--- Start INFORMATION GIVEN ---
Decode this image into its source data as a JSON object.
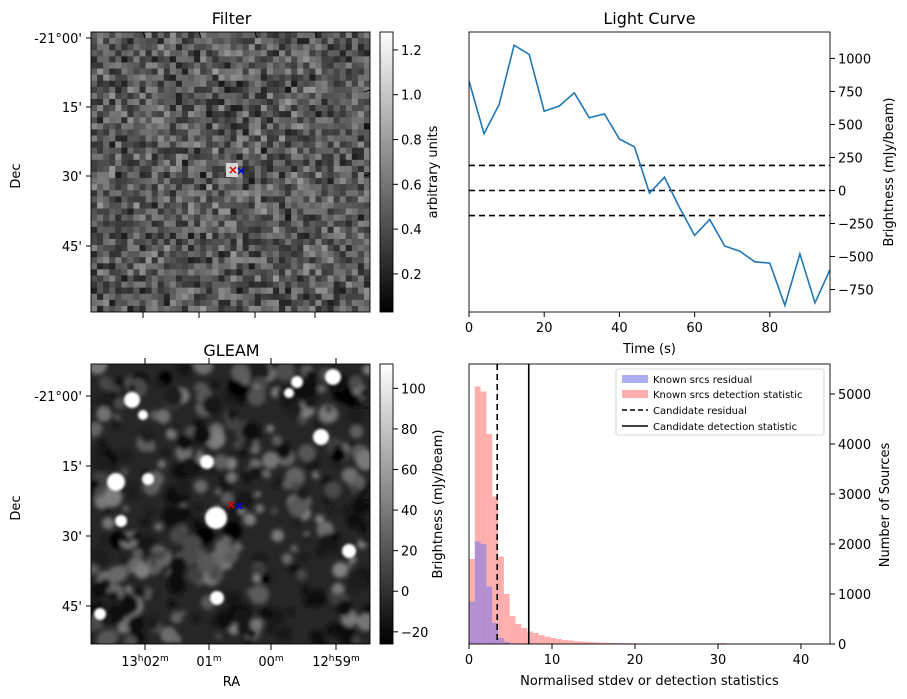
{
  "chart_data": [
    {
      "type": "heatmap",
      "panel": "filter",
      "title": "Filter",
      "ylabel": "Dec",
      "ytick_labels": [
        "-21°00'",
        "15'",
        "30'",
        "45'"
      ],
      "colorbar": {
        "label": "arbitrary units",
        "range": [
          0.03,
          1.28
        ],
        "ticks": [
          0.2,
          0.4,
          0.6,
          0.8,
          1.0,
          1.2
        ],
        "tick_labels": [
          "0.2",
          "0.4",
          "0.6",
          "0.8",
          "1.0",
          "1.2"
        ]
      },
      "markers": [
        {
          "symbol": "x",
          "color": "#e00000"
        },
        {
          "symbol": "x",
          "color": "#0000e0"
        }
      ],
      "grid": false
    },
    {
      "type": "line",
      "panel": "light_curve",
      "title": "Light Curve",
      "xlabel": "Time (s)",
      "ylabel": "Brightness (mJy/beam)",
      "xlim": [
        0,
        96
      ],
      "ylim": [
        -920,
        1200
      ],
      "xticks": [
        0,
        20,
        40,
        60,
        80
      ],
      "yticks": [
        -750,
        -500,
        -250,
        0,
        250,
        500,
        750,
        1000
      ],
      "series": [
        {
          "color": "#1f77b4",
          "x": [
            0,
            4,
            8,
            12,
            16,
            20,
            24,
            28,
            32,
            36,
            40,
            44,
            48,
            52,
            56,
            60,
            64,
            68,
            72,
            76,
            80,
            84,
            88,
            92,
            96
          ],
          "y": [
            830,
            430,
            650,
            1100,
            1030,
            600,
            640,
            740,
            550,
            580,
            390,
            330,
            -20,
            100,
            -130,
            -340,
            -220,
            -420,
            -460,
            -540,
            -550,
            -870,
            -480,
            -850,
            -600
          ]
        }
      ],
      "hlines": [
        {
          "y": 190,
          "style": "dashed"
        },
        {
          "y": 0,
          "style": "dashed"
        },
        {
          "y": -190,
          "style": "dashed"
        }
      ],
      "grid": false
    },
    {
      "type": "heatmap",
      "panel": "gleam",
      "title": "GLEAM",
      "xlabel": "RA",
      "ylabel": "Dec",
      "ytick_labels": [
        "-21°00'",
        "15'",
        "30'",
        "45'"
      ],
      "xtick_labels": [
        [
          "13",
          "h",
          "02",
          "m"
        ],
        [
          "01",
          "m"
        ],
        [
          "00",
          "m"
        ],
        [
          "12",
          "h",
          "59",
          "m"
        ]
      ],
      "colorbar": {
        "label": "Brightness (mJy/beam)",
        "range": [
          -26,
          112
        ],
        "ticks": [
          -20,
          0,
          20,
          40,
          60,
          80,
          100
        ],
        "tick_labels": [
          "−20",
          "0",
          "20",
          "40",
          "60",
          "80",
          "100"
        ]
      },
      "markers": [
        {
          "symbol": "x",
          "color": "#e00000"
        },
        {
          "symbol": "x",
          "color": "#0000e0"
        }
      ],
      "grid": false
    },
    {
      "type": "bar",
      "panel": "histogram",
      "xlabel": "Normalised stdev or detection statistics",
      "ylabel": "Number of Sources",
      "xlim": [
        0,
        43.5
      ],
      "ylim": [
        0,
        5600
      ],
      "xticks": [
        0,
        10,
        20,
        30,
        40
      ],
      "yticks": [
        0,
        1000,
        2000,
        3000,
        4000,
        5000
      ],
      "bin_width": 0.7,
      "series": [
        {
          "name": "Known srcs residual",
          "color": "#7777ee",
          "values": [
            850,
            2050,
            2000,
            1150,
            420,
            120,
            40,
            12,
            5
          ]
        },
        {
          "name": "Known srcs detection statistic",
          "color": "#ff9a9a",
          "values": [
            1700,
            5150,
            5050,
            4200,
            2950,
            1750,
            1000,
            560,
            400,
            320,
            250,
            220,
            175,
            145,
            120,
            100,
            80,
            70,
            55,
            48,
            40,
            35,
            30,
            25,
            22,
            20,
            18,
            16,
            14,
            12,
            11,
            10,
            9,
            8,
            8,
            7,
            7,
            6,
            6,
            5
          ]
        }
      ],
      "vlines": [
        {
          "name": "Candidate residual",
          "x": 3.4,
          "style": "dashed"
        },
        {
          "name": "Candidate detection statistic",
          "x": 7.2,
          "style": "solid"
        }
      ],
      "legend_position": "top-right",
      "grid": false
    }
  ]
}
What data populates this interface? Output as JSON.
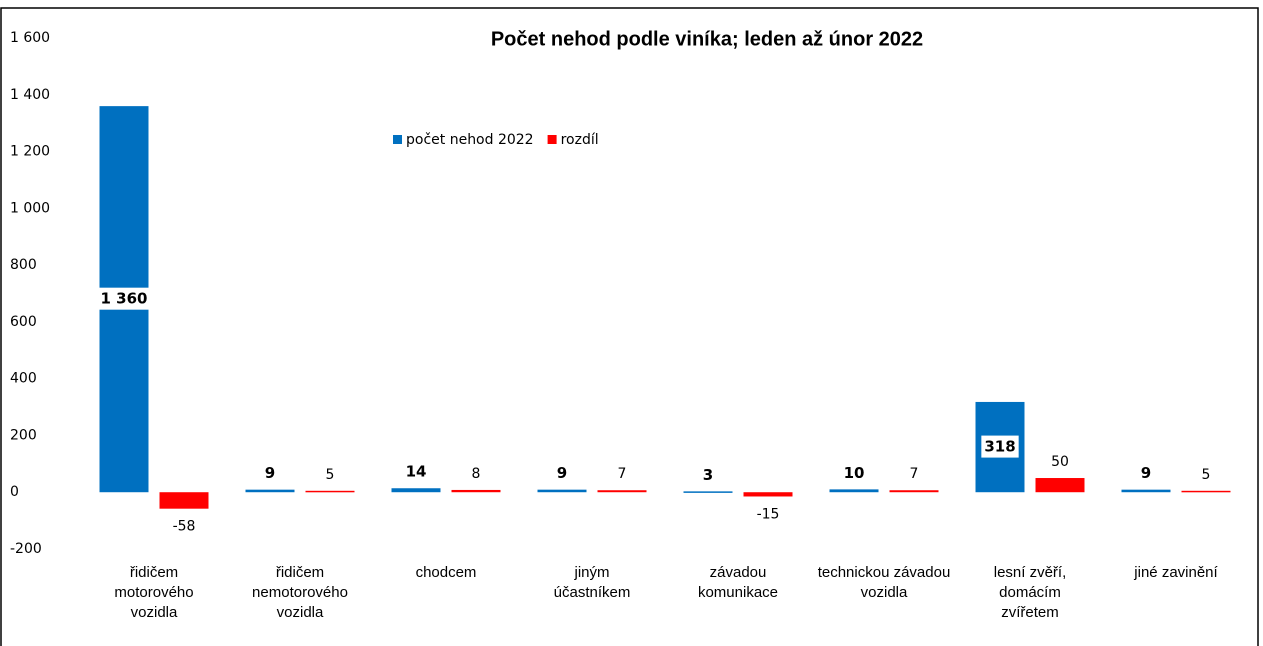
--- End INFORMATION GIVEN ---
→ EXERCISE GOAL
Repeat the records above exactly, omitting every picture.

→ ANSWER TO THE TASK
Decode this image into its source data as a JSON object.
{
  "chart_data": [
    {
      "type": "heatmap",
      "panel": "filter",
      "title": "Filter",
      "ylabel": "Dec",
      "ytick_labels": [
        "-21°00'",
        "15'",
        "30'",
        "45'"
      ],
      "colorbar": {
        "label": "arbitrary units",
        "range": [
          0.03,
          1.28
        ],
        "ticks": [
          0.2,
          0.4,
          0.6,
          0.8,
          1.0,
          1.2
        ],
        "tick_labels": [
          "0.2",
          "0.4",
          "0.6",
          "0.8",
          "1.0",
          "1.2"
        ]
      },
      "markers": [
        {
          "symbol": "x",
          "color": "#e00000"
        },
        {
          "symbol": "x",
          "color": "#0000e0"
        }
      ],
      "grid": false
    },
    {
      "type": "line",
      "panel": "light_curve",
      "title": "Light Curve",
      "xlabel": "Time (s)",
      "ylabel": "Brightness (mJy/beam)",
      "xlim": [
        0,
        96
      ],
      "ylim": [
        -920,
        1200
      ],
      "xticks": [
        0,
        20,
        40,
        60,
        80
      ],
      "yticks": [
        -750,
        -500,
        -250,
        0,
        250,
        500,
        750,
        1000
      ],
      "series": [
        {
          "color": "#1f77b4",
          "x": [
            0,
            4,
            8,
            12,
            16,
            20,
            24,
            28,
            32,
            36,
            40,
            44,
            48,
            52,
            56,
            60,
            64,
            68,
            72,
            76,
            80,
            84,
            88,
            92,
            96
          ],
          "y": [
            830,
            430,
            650,
            1100,
            1030,
            600,
            640,
            740,
            550,
            580,
            390,
            330,
            -20,
            100,
            -130,
            -340,
            -220,
            -420,
            -460,
            -540,
            -550,
            -870,
            -480,
            -850,
            -600
          ]
        }
      ],
      "hlines": [
        {
          "y": 190,
          "style": "dashed"
        },
        {
          "y": 0,
          "style": "dashed"
        },
        {
          "y": -190,
          "style": "dashed"
        }
      ],
      "grid": false
    },
    {
      "type": "heatmap",
      "panel": "gleam",
      "title": "GLEAM",
      "xlabel": "RA",
      "ylabel": "Dec",
      "ytick_labels": [
        "-21°00'",
        "15'",
        "30'",
        "45'"
      ],
      "xtick_labels": [
        [
          "13",
          "h",
          "02",
          "m"
        ],
        [
          "01",
          "m"
        ],
        [
          "00",
          "m"
        ],
        [
          "12",
          "h",
          "59",
          "m"
        ]
      ],
      "colorbar": {
        "label": "Brightness (mJy/beam)",
        "range": [
          -26,
          112
        ],
        "ticks": [
          -20,
          0,
          20,
          40,
          60,
          80,
          100
        ],
        "tick_labels": [
          "−20",
          "0",
          "20",
          "40",
          "60",
          "80",
          "100"
        ]
      },
      "markers": [
        {
          "symbol": "x",
          "color": "#e00000"
        },
        {
          "symbol": "x",
          "color": "#0000e0"
        }
      ],
      "grid": false
    },
    {
      "type": "bar",
      "panel": "histogram",
      "xlabel": "Normalised stdev or detection statistics",
      "ylabel": "Number of Sources",
      "xlim": [
        0,
        43.5
      ],
      "ylim": [
        0,
        5600
      ],
      "xticks": [
        0,
        10,
        20,
        30,
        40
      ],
      "yticks": [
        0,
        1000,
        2000,
        3000,
        4000,
        5000
      ],
      "bin_width": 0.7,
      "series": [
        {
          "name": "Known srcs residual",
          "color": "#7777ee",
          "values": [
            850,
            2050,
            2000,
            1150,
            420,
            120,
            40,
            12,
            5
          ]
        },
        {
          "name": "Known srcs detection statistic",
          "color": "#ff9a9a",
          "values": [
            1700,
            5150,
            5050,
            4200,
            2950,
            1750,
            1000,
            560,
            400,
            320,
            250,
            220,
            175,
            145,
            120,
            100,
            80,
            70,
            55,
            48,
            40,
            35,
            30,
            25,
            22,
            20,
            18,
            16,
            14,
            12,
            11,
            10,
            9,
            8,
            8,
            7,
            7,
            6,
            6,
            5
          ]
        }
      ],
      "vlines": [
        {
          "name": "Candidate residual",
          "x": 3.4,
          "style": "dashed"
        },
        {
          "name": "Candidate detection statistic",
          "x": 7.2,
          "style": "solid"
        }
      ],
      "legend_position": "top-right",
      "grid": false
    }
  ]
}
What data populates this interface? Output as JSON.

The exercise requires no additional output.